(Records about charts and figures)
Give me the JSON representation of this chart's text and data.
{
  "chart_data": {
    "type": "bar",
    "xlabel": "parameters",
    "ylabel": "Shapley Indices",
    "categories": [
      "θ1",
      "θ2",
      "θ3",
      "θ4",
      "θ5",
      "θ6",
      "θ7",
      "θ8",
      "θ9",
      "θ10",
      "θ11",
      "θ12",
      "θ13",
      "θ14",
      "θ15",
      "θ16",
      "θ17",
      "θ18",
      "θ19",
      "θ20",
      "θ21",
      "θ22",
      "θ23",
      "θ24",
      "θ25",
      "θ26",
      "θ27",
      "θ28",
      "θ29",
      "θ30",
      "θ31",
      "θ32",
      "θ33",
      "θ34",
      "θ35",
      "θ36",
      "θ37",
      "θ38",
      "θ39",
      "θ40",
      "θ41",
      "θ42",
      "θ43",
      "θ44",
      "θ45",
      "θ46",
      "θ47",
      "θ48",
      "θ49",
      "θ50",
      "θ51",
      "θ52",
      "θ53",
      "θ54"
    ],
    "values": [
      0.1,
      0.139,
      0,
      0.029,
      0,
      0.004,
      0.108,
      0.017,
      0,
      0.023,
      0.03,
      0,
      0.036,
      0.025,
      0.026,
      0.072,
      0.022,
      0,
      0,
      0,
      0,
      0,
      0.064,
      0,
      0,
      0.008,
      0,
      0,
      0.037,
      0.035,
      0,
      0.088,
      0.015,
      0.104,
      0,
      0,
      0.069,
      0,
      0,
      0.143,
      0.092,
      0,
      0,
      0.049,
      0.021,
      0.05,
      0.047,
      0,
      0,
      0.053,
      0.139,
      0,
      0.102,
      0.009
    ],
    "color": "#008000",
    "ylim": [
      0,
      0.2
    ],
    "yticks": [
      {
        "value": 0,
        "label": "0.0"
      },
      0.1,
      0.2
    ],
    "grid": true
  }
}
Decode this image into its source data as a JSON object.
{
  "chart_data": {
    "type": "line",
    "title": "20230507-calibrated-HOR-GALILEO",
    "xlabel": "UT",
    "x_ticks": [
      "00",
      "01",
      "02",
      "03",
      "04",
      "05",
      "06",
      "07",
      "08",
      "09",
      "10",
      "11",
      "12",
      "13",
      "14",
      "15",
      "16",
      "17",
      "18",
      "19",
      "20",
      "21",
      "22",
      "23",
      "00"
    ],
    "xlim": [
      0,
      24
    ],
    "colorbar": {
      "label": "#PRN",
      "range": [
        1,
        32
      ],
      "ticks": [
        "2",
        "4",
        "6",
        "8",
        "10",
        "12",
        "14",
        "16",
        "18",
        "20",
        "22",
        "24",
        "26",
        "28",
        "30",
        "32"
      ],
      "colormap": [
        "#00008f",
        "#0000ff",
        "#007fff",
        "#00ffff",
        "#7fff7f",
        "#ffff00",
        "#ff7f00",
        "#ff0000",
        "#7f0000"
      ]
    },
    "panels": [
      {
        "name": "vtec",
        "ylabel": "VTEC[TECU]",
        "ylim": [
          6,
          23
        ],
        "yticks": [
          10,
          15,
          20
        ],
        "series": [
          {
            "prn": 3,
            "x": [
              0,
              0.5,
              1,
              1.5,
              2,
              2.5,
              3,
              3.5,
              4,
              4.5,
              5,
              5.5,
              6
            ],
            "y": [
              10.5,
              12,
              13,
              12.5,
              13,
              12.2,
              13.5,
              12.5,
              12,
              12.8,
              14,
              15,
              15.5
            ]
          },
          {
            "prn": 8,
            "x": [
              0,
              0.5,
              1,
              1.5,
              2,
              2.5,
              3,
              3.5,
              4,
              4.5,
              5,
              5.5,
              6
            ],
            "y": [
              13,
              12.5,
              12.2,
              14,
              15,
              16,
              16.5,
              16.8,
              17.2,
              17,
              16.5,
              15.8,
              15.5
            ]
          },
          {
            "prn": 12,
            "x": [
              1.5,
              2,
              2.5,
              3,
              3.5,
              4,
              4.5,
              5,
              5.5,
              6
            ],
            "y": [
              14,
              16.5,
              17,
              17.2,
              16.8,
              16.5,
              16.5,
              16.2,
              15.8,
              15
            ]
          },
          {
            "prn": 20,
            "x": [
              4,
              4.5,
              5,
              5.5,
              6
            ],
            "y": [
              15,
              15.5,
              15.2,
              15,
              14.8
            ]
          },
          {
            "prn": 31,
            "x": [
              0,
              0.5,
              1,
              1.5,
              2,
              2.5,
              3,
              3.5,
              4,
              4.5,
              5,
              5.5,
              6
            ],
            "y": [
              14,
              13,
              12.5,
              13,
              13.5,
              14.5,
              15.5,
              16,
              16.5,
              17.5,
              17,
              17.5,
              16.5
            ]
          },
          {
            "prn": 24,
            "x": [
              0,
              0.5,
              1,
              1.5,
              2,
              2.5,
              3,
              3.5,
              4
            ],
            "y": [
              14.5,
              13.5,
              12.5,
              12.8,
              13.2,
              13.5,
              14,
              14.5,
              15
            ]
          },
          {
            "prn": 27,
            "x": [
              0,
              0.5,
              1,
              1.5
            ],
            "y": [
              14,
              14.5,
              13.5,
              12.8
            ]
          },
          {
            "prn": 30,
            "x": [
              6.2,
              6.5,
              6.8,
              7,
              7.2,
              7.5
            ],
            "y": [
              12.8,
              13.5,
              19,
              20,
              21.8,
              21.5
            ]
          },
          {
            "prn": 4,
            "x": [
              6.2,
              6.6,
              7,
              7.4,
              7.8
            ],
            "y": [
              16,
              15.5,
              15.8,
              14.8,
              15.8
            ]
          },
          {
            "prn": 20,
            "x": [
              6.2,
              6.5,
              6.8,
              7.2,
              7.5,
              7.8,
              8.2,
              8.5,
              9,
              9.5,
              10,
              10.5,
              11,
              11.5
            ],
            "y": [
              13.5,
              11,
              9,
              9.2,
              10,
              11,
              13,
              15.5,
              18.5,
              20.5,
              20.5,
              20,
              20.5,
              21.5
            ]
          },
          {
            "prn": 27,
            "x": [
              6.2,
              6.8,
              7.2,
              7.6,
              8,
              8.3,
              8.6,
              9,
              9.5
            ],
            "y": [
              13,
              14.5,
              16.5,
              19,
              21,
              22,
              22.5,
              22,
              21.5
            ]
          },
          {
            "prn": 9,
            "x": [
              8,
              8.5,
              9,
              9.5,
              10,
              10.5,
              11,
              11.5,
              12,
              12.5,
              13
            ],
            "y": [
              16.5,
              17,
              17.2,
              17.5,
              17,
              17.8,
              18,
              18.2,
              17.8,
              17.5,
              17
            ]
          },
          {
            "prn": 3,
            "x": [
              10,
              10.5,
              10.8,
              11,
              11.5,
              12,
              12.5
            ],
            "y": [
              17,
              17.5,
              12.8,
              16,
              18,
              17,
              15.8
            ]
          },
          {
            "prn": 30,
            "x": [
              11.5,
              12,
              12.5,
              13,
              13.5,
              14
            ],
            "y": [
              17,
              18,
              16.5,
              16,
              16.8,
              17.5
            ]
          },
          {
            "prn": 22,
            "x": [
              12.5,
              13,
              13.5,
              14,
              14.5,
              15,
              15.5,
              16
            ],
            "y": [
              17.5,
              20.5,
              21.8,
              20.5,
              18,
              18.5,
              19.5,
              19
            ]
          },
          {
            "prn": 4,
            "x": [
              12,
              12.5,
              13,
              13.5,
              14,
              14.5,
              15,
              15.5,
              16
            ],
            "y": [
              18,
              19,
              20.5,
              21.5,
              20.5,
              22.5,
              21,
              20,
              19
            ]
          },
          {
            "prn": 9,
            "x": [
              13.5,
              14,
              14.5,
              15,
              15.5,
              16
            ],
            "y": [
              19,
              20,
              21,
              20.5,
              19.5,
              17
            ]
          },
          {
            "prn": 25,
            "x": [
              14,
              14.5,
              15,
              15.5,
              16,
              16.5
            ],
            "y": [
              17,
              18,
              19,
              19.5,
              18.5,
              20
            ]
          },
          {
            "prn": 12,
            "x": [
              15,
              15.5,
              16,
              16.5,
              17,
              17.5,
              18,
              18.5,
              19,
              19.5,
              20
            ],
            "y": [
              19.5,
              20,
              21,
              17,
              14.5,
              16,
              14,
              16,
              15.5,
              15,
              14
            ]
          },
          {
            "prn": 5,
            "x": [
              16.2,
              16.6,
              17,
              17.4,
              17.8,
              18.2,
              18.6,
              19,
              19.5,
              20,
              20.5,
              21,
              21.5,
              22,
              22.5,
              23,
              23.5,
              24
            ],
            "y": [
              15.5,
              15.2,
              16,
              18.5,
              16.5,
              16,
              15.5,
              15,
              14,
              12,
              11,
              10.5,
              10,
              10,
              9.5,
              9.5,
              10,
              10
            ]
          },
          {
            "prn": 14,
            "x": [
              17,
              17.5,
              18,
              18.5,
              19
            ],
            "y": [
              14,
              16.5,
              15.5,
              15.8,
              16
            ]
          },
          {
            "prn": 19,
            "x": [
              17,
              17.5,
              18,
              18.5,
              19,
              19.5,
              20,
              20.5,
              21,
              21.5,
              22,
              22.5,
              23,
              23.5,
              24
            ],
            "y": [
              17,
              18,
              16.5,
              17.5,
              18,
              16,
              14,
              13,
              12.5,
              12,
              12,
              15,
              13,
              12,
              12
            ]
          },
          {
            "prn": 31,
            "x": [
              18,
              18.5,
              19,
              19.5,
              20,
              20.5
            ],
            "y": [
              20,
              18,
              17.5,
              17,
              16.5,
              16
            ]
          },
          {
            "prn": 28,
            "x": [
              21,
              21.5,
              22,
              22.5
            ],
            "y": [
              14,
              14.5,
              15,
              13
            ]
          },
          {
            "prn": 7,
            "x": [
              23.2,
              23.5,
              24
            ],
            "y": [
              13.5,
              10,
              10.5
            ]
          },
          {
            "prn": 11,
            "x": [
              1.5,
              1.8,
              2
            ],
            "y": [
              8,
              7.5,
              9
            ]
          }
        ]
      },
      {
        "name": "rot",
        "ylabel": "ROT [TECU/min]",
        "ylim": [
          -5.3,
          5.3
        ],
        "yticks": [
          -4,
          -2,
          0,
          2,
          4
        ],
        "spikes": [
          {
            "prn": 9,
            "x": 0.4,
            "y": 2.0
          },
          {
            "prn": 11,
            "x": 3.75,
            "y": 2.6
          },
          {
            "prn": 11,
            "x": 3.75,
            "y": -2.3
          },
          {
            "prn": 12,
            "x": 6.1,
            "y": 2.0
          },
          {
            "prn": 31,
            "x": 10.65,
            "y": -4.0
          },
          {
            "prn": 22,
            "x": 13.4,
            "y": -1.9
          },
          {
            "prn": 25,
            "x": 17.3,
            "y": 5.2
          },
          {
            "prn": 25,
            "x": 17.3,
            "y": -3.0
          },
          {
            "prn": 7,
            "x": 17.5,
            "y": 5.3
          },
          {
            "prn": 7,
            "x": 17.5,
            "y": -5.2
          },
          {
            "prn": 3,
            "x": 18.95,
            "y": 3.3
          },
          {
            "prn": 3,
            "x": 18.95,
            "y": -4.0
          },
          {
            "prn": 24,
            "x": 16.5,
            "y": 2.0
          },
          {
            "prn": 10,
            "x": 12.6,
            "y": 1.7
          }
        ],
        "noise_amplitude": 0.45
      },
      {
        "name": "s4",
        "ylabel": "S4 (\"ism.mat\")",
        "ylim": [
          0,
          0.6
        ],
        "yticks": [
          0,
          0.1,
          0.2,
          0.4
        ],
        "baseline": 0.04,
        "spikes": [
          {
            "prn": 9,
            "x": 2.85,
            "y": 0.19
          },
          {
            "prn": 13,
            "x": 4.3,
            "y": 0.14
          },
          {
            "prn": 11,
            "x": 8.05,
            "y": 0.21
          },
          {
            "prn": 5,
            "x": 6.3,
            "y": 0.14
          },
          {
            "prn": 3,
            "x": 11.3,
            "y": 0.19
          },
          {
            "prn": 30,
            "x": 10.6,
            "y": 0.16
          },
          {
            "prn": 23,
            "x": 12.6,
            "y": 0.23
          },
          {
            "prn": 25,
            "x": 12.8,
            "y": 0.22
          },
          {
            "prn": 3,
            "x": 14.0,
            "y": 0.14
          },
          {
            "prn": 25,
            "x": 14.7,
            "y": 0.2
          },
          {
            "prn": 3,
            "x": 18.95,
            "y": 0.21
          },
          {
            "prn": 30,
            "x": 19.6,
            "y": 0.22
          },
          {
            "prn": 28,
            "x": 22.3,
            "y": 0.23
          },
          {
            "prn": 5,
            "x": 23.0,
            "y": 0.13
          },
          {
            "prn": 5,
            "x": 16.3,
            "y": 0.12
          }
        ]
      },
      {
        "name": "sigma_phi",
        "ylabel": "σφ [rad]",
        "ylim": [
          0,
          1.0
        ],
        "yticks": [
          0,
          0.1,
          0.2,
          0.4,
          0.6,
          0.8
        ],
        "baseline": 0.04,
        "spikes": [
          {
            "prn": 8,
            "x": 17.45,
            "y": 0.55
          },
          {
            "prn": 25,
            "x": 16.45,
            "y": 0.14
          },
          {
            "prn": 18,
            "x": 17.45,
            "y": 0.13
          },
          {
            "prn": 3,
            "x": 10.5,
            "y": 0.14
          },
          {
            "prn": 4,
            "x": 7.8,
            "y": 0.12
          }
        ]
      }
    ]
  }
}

→ **Task brief**: Which lines above hold the word "this"? Copy each of them.

→ **Final result**:
Give me the JSON representation of this chart's text and data.
Decode this image into its source data as a JSON object.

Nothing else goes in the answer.